§ **THE PROBLEM**: Recast every line of the items below as a Markdown table with the columns "Row" and "Line": number each line in the first column and copy it into the second. Skip blank lines, and leave the pictures out of the table.
= = =
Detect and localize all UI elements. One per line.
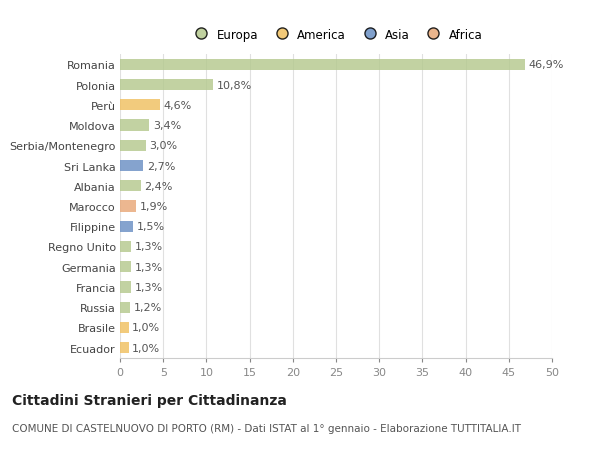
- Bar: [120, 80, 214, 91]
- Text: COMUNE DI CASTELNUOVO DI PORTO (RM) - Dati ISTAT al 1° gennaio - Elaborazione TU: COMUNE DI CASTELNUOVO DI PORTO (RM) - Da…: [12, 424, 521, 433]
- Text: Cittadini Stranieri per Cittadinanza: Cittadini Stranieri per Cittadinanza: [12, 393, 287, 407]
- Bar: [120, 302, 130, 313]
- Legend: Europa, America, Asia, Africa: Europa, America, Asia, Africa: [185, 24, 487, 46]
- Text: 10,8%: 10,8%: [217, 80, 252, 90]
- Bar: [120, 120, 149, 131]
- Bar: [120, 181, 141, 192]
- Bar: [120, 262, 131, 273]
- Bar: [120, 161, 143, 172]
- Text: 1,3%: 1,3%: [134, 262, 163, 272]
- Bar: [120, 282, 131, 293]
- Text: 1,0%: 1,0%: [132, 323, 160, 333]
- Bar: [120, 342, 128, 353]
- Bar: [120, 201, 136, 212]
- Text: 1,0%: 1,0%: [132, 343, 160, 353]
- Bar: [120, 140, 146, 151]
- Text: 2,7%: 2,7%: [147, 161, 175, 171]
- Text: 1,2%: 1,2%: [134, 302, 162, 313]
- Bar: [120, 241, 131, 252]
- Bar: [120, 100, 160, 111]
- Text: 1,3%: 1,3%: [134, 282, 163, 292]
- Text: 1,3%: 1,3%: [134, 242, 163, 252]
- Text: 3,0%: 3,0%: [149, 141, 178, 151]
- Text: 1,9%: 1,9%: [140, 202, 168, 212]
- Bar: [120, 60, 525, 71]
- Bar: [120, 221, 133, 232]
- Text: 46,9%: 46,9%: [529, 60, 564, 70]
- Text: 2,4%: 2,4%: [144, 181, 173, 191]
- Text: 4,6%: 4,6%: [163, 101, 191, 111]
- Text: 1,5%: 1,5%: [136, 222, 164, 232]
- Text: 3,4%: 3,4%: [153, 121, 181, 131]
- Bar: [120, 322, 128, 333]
= = =
§ **RESULT OF THIS EXERCISE**:
| Row | Line |
|---|---|
| 1 | Detect and localize all UI elements. One per line. |
| 2 | - Bar: [120, 80, 214, 91] |
| 3 | - Text: COMUNE DI CASTELNUOVO DI PORTO (RM) - Dati ISTAT al 1° gennaio - Elaborazione TU: COMUNE DI CASTELNUOVO DI PORTO (RM) - Da…: [12, 424, 521, 433] |
| 4 | - Text: Cittadini Stranieri per Cittadinanza: Cittadini Stranieri per Cittadinanza: [12, 393, 287, 407] |
| 5 | - Bar: [120, 302, 130, 313] |
| 6 | - Legend: Europa, America, Asia, Africa: Europa, America, Asia, Africa: [185, 24, 487, 46] |
| 7 | - Text: 10,8%: 10,8%: [217, 80, 252, 90] |
| 8 | - Bar: [120, 120, 149, 131] |
| 9 | - Bar: [120, 181, 141, 192] |
| 10 | - Bar: [120, 262, 131, 273] |
| 11 | - Bar: [120, 161, 143, 172] |
| 12 | - Text: 1,3%: 1,3%: [134, 262, 163, 272] |
| 13 | - Bar: [120, 282, 131, 293] |
| 14 | - Text: 1,0%: 1,0%: [132, 323, 160, 333] |
| 15 | - Bar: [120, 342, 128, 353] |
| 16 | - Bar: [120, 201, 136, 212] |
| 17 | - Text: 1,0%: 1,0%: [132, 343, 160, 353] |
| 18 | - Bar: [120, 140, 146, 151] |
| 19 | - Text: 2,7%: 2,7%: [147, 161, 175, 171] |
| 20 | - Text: 1,2%: 1,2%: [134, 302, 162, 313] |
| 21 | - Bar: [120, 241, 131, 252] |
| 22 | - Bar: [120, 100, 160, 111] |
| 23 | - Text: 1,3%: 1,3%: [134, 282, 163, 292] |
| 24 | - Text: 1,3%: 1,3%: [134, 242, 163, 252] |
| 25 | - Text: 3,0%: 3,0%: [149, 141, 178, 151] |
| 26 | - Text: 1,9%: 1,9%: [140, 202, 168, 212] |
| 27 | - Bar: [120, 60, 525, 71] |
| 28 | - Bar: [120, 221, 133, 232] |
| 29 | - Text: 46,9%: 46,9%: [529, 60, 564, 70] |
| 30 | - Text: 2,4%: 2,4%: [144, 181, 173, 191] |
| 31 | - Text: 4,6%: 4,6%: [163, 101, 191, 111] |
| 32 | - Text: 1,5%: 1,5%: [136, 222, 164, 232] |
| 33 | - Text: 3,4%: 3,4%: [153, 121, 181, 131] |
| 34 | - Bar: [120, 322, 128, 333] |